■ Aim of the task: Below is a listing; copy all of it exactly.

━━━━━ Extracted records ━━━━━

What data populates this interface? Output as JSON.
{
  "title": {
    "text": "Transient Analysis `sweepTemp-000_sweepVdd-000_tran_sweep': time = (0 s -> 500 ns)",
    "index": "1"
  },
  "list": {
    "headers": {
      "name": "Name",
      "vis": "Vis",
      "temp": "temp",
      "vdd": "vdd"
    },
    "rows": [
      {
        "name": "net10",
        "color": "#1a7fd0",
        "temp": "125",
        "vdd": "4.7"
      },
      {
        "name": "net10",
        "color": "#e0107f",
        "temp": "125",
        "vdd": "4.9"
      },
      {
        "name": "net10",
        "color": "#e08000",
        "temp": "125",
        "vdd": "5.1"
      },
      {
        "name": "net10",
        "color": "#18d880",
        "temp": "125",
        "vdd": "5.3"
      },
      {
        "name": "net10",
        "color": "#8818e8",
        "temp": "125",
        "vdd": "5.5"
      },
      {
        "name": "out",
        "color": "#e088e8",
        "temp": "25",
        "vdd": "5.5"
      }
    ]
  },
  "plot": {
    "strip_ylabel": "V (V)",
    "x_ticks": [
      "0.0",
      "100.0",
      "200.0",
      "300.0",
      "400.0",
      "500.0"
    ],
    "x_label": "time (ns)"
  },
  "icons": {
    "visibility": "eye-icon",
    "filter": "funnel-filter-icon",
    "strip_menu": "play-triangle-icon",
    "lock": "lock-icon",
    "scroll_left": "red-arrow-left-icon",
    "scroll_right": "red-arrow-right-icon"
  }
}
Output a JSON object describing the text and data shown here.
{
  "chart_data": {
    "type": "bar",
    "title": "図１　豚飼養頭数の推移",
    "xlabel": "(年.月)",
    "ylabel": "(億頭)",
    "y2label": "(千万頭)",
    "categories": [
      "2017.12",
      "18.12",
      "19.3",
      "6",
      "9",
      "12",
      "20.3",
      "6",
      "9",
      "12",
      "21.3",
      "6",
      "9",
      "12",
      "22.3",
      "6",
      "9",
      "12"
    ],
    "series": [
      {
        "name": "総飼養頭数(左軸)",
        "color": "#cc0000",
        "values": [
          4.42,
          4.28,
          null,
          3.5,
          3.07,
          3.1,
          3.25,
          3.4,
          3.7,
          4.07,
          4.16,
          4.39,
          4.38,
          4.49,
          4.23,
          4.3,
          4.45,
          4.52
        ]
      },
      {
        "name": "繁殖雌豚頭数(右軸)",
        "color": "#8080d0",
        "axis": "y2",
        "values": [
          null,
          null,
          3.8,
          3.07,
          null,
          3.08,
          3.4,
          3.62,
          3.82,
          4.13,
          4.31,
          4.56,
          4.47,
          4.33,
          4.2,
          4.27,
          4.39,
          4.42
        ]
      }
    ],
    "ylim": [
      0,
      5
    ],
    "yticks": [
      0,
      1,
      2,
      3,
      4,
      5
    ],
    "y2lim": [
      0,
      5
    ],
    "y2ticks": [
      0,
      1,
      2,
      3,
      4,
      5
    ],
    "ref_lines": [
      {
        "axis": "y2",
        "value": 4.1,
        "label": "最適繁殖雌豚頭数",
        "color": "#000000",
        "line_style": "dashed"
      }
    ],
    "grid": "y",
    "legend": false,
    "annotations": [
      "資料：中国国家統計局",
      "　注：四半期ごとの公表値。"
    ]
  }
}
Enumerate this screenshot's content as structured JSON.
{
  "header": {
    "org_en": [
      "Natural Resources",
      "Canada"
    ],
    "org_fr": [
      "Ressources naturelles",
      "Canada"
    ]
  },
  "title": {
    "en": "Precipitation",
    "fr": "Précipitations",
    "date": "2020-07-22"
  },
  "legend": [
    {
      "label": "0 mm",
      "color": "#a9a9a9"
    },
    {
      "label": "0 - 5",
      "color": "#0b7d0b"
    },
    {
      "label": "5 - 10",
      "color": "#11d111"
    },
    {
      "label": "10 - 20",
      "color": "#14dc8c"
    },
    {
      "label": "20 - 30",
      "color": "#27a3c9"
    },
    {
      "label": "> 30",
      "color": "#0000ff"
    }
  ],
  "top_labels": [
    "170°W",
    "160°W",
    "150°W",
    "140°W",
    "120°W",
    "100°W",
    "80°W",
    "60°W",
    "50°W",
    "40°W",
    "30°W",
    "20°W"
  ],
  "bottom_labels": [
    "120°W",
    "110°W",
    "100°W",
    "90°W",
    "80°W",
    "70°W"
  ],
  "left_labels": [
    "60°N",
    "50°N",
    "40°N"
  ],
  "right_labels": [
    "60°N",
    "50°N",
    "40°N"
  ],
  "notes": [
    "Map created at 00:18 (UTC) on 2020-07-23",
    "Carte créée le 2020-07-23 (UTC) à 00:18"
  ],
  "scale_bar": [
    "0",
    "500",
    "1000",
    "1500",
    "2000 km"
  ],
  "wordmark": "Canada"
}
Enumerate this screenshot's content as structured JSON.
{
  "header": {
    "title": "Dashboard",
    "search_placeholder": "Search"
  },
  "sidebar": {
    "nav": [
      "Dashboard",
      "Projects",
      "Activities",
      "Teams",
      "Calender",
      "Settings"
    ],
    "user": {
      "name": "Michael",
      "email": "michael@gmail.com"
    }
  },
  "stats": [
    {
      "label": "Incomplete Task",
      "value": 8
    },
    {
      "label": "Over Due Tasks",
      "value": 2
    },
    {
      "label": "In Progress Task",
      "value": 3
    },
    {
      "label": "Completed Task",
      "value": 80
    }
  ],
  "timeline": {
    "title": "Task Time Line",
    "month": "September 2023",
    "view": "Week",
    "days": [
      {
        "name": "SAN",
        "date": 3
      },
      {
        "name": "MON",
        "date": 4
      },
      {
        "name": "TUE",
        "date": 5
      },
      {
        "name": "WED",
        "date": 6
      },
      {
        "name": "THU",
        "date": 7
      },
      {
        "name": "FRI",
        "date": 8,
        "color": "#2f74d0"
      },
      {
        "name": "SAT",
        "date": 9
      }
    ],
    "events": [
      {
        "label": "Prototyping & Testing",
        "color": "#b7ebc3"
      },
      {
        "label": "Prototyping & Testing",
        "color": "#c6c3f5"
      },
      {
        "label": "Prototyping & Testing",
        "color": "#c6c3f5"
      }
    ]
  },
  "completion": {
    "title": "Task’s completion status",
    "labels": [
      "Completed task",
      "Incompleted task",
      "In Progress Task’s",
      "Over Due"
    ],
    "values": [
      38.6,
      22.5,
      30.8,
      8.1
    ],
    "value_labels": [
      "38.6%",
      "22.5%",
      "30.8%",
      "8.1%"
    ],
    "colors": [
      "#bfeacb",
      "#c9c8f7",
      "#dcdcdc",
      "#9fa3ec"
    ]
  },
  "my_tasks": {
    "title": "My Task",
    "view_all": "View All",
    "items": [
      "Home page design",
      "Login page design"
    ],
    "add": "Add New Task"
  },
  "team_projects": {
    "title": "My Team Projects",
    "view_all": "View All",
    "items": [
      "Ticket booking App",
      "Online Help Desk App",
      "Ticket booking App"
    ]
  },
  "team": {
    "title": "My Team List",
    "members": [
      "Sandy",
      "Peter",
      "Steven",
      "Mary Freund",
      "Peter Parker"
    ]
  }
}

━━━━━

■ Reply to the task:
What data populates this interface? Output as JSON.
{
  "title": {
    "text": "Transient Analysis `sweepTemp-000_sweepVdd-000_tran_sweep': time = (0 s -> 500 ns)",
    "index": "1"
  },
  "list": {
    "headers": {
      "name": "Name",
      "vis": "Vis",
      "temp": "temp",
      "vdd": "vdd"
    },
    "rows": [
      {
        "name": "net10",
        "color": "#1a7fd0",
        "temp": "125",
        "vdd": "4.7"
      },
      {
        "name": "net10",
        "color": "#e0107f",
        "temp": "125",
        "vdd": "4.9"
      },
      {
        "name": "net10",
        "color": "#e08000",
        "temp": "125",
        "vdd": "5.1"
      },
      {
        "name": "net10",
        "color": "#18d880",
        "temp": "125",
        "vdd": "5.3"
      },
      {
        "name": "net10",
        "color": "#8818e8",
        "temp": "125",
        "vdd": "5.5"
      },
      {
        "name": "out",
        "color": "#e088e8",
        "temp": "25",
        "vdd": "5.5"
      }
    ]
  },
  "plot": {
    "strip_ylabel": "V (V)",
    "x_ticks": [
      "0.0",
      "100.0",
      "200.0",
      "300.0",
      "400.0",
      "500.0"
    ],
    "x_label": "time (ns)"
  },
  "icons": {
    "visibility": "eye-icon",
    "filter": "funnel-filter-icon",
    "strip_menu": "play-triangle-icon",
    "lock": "lock-icon",
    "scroll_left": "red-arrow-left-icon",
    "scroll_right": "red-arrow-right-icon"
  }
}
Output a JSON object describing the text and data shown here.
{
  "chart_data": {
    "type": "bar",
    "title": "図１　豚飼養頭数の推移",
    "xlabel": "(年.月)",
    "ylabel": "(億頭)",
    "y2label": "(千万頭)",
    "categories": [
      "2017.12",
      "18.12",
      "19.3",
      "6",
      "9",
      "12",
      "20.3",
      "6",
      "9",
      "12",
      "21.3",
      "6",
      "9",
      "12",
      "22.3",
      "6",
      "9",
      "12"
    ],
    "series": [
      {
        "name": "総飼養頭数(左軸)",
        "color": "#cc0000",
        "values": [
          4.42,
          4.28,
          null,
          3.5,
          3.07,
          3.1,
          3.25,
          3.4,
          3.7,
          4.07,
          4.16,
          4.39,
          4.38,
          4.49,
          4.23,
          4.3,
          4.45,
          4.52
        ]
      },
      {
        "name": "繁殖雌豚頭数(右軸)",
        "color": "#8080d0",
        "axis": "y2",
        "values": [
          null,
          null,
          3.8,
          3.07,
          null,
          3.08,
          3.4,
          3.62,
          3.82,
          4.13,
          4.31,
          4.56,
          4.47,
          4.33,
          4.2,
          4.27,
          4.39,
          4.42
        ]
      }
    ],
    "ylim": [
      0,
      5
    ],
    "yticks": [
      0,
      1,
      2,
      3,
      4,
      5
    ],
    "y2lim": [
      0,
      5
    ],
    "y2ticks": [
      0,
      1,
      2,
      3,
      4,
      5
    ],
    "ref_lines": [
      {
        "axis": "y2",
        "value": 4.1,
        "label": "最適繁殖雌豚頭数",
        "color": "#000000",
        "line_style": "dashed"
      }
    ],
    "grid": "y",
    "legend": false,
    "annotations": [
      "資料：中国国家統計局",
      "　注：四半期ごとの公表値。"
    ]
  }
}
Enumerate this screenshot's content as structured JSON.
{
  "header": {
    "org_en": [
      "Natural Resources",
      "Canada"
    ],
    "org_fr": [
      "Ressources naturelles",
      "Canada"
    ]
  },
  "title": {
    "en": "Precipitation",
    "fr": "Précipitations",
    "date": "2020-07-22"
  },
  "legend": [
    {
      "label": "0 mm",
      "color": "#a9a9a9"
    },
    {
      "label": "0 - 5",
      "color": "#0b7d0b"
    },
    {
      "label": "5 - 10",
      "color": "#11d111"
    },
    {
      "label": "10 - 20",
      "color": "#14dc8c"
    },
    {
      "label": "20 - 30",
      "color": "#27a3c9"
    },
    {
      "label": "> 30",
      "color": "#0000ff"
    }
  ],
  "top_labels": [
    "170°W",
    "160°W",
    "150°W",
    "140°W",
    "120°W",
    "100°W",
    "80°W",
    "60°W",
    "50°W",
    "40°W",
    "30°W",
    "20°W"
  ],
  "bottom_labels": [
    "120°W",
    "110°W",
    "100°W",
    "90°W",
    "80°W",
    "70°W"
  ],
  "left_labels": [
    "60°N",
    "50°N",
    "40°N"
  ],
  "right_labels": [
    "60°N",
    "50°N",
    "40°N"
  ],
  "notes": [
    "Map created at 00:18 (UTC) on 2020-07-23",
    "Carte créée le 2020-07-23 (UTC) à 00:18"
  ],
  "scale_bar": [
    "0",
    "500",
    "1000",
    "1500",
    "2000 km"
  ],
  "wordmark": "Canada"
}
Enumerate this screenshot's content as structured JSON.
{
  "header": {
    "title": "Dashboard",
    "search_placeholder": "Search"
  },
  "sidebar": {
    "nav": [
      "Dashboard",
      "Projects",
      "Activities",
      "Teams",
      "Calender",
      "Settings"
    ],
    "user": {
      "name": "Michael",
      "email": "michael@gmail.com"
    }
  },
  "stats": [
    {
      "label": "Incomplete Task",
      "value": 8
    },
    {
      "label": "Over Due Tasks",
      "value": 2
    },
    {
      "label": "In Progress Task",
      "value": 3
    },
    {
      "label": "Completed Task",
      "value": 80
    }
  ],
  "timeline": {
    "title": "Task Time Line",
    "month": "September 2023",
    "view": "Week",
    "days": [
      {
        "name": "SAN",
        "date": 3
      },
      {
        "name": "MON",
        "date": 4
      },
      {
        "name": "TUE",
        "date": 5
      },
      {
        "name": "WED",
        "date": 6
      },
      {
        "name": "THU",
        "date": 7
      },
      {
        "name": "FRI",
        "date": 8,
        "color": "#2f74d0"
      },
      {
        "name": "SAT",
        "date": 9
      }
    ],
    "events": [
      {
        "label": "Prototyping & Testing",
        "color": "#b7ebc3"
      },
      {
        "label": "Prototyping & Testing",
        "color": "#c6c3f5"
      },
      {
        "label": "Prototyping & Testing",
        "color": "#c6c3f5"
      }
    ]
  },
  "completion": {
    "title": "Task’s completion status",
    "labels": [
      "Completed task",
      "Incompleted task",
      "In Progress Task’s",
      "Over Due"
    ],
    "values": [
      38.6,
      22.5,
      30.8,
      8.1
    ],
    "value_labels": [
      "38.6%",
      "22.5%",
      "30.8%",
      "8.1%"
    ],
    "colors": [
      "#bfeacb",
      "#c9c8f7",
      "#dcdcdc",
      "#9fa3ec"
    ]
  },
  "my_tasks": {
    "title": "My Task",
    "view_all": "View All",
    "items": [
      "Home page design",
      "Login page design"
    ],
    "add": "Add New Task"
  },
  "team_projects": {
    "title": "My Team Projects",
    "view_all": "View All",
    "items": [
      "Ticket booking App",
      "Online Help Desk App",
      "Ticket booking App"
    ]
  },
  "team": {
    "title": "My Team List",
    "members": [
      "Sandy",
      "Peter",
      "Steven",
      "Mary Freund",
      "Peter Parker"
    ]
  }
}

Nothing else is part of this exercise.